======== Data provided ========

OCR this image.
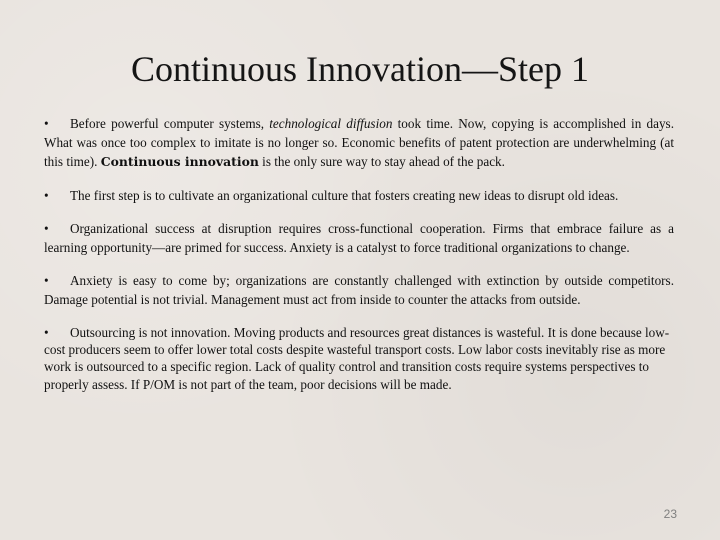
Continuous Innovation—Step 1

• Before powerful computer systems, technological diffusion took time. Now, copying is accomplished in days. What was once too complex to imitate is no longer so. Economic benefits of patent protection are underwhelming (at this time). Continuous innovation is the only sure way to stay ahead of the pack.

• The first step is to cultivate an organizational culture that fosters creating new ideas to disrupt old ideas.

• Organizational success at disruption requires cross-functional cooperation. Firms that embrace failure as a learning opportunity—are primed for success. Anxiety is a catalyst to force traditional organizations to change.

• Anxiety is easy to come by; organizations are constantly challenged with extinction by outside competitors. Damage potential is not trivial. Management must act from inside to counter the attacks from outside.

• Outsourcing is not innovation. Moving products and resources great distances is wasteful. It is done because low-cost producers seem to offer lower total costs despite wasteful transport costs. Low labor costs inevitably rise as more work is outsourced to a specific region. Lack of quality control and transition costs require systems perspectives to properly assess. If P/OM is not part of the team, poor decisions will be made.

23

========

Retype everything in the material word for word, minus pictures.

▸ **Output for this exercise**:
OCR this image.
Continuous Innovation—Step 1

• Before powerful computer systems, technological diffusion took time. Now, copying is accomplished in days. What was once too complex to imitate is no longer so. Economic benefits of patent protection are underwhelming (at this time). Continuous innovation is the only sure way to stay ahead of the pack.

• The first step is to cultivate an organizational culture that fosters creating new ideas to disrupt old ideas.

• Organizational success at disruption requires cross-functional cooperation. Firms that embrace failure as a learning opportunity—are primed for success. Anxiety is a catalyst to force traditional organizations to change.

• Anxiety is easy to come by; organizations are constantly challenged with extinction by outside competitors. Damage potential is not trivial. Management must act from inside to counter the attacks from outside.

• Outsourcing is not innovation. Moving products and resources great distances is wasteful. It is done because low-cost producers seem to offer lower total costs despite wasteful transport costs. Low labor costs inevitably rise as more work is outsourced to a specific region. Lack of quality control and transition costs require systems perspectives to properly assess. If P/OM is not part of the team, poor decisions will be made.

23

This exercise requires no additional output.